Dataset rows ::
+--

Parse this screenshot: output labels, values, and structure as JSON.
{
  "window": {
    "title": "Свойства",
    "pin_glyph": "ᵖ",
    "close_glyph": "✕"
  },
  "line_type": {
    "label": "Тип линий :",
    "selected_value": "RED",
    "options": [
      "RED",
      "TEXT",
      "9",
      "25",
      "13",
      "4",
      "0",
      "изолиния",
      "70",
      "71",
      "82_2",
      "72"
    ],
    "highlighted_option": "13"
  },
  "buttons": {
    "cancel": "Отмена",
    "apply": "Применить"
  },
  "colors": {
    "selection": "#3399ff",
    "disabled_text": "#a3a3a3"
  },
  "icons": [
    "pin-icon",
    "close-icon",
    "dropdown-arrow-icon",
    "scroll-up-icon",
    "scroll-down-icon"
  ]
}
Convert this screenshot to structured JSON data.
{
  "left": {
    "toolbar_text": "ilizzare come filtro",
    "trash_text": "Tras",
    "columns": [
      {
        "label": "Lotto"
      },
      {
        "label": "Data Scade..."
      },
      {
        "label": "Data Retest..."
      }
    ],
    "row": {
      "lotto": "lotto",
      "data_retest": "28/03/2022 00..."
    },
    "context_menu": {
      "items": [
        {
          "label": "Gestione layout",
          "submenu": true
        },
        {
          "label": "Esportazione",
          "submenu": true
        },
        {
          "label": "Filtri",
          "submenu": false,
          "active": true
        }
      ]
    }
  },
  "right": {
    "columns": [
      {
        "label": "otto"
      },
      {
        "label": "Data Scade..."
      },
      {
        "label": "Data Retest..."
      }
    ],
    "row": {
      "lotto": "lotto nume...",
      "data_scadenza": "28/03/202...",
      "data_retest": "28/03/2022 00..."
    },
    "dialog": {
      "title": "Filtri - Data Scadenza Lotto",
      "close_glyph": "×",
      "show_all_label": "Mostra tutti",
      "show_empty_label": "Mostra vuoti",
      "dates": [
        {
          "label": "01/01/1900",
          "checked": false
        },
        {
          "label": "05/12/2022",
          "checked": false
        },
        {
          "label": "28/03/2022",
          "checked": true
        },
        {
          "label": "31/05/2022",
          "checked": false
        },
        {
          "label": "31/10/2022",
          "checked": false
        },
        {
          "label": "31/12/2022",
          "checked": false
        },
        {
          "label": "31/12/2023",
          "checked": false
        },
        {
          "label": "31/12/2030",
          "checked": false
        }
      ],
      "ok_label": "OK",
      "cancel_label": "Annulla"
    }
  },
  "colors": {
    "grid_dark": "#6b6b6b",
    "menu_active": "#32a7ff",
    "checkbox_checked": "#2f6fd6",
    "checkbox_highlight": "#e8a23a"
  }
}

+--

Exercise instructions :: Pull out every line of the entries that includes the word "true".

Solution to the problem ::
          "submenu": true
          "submenu": true
          "active": true
          "checked": true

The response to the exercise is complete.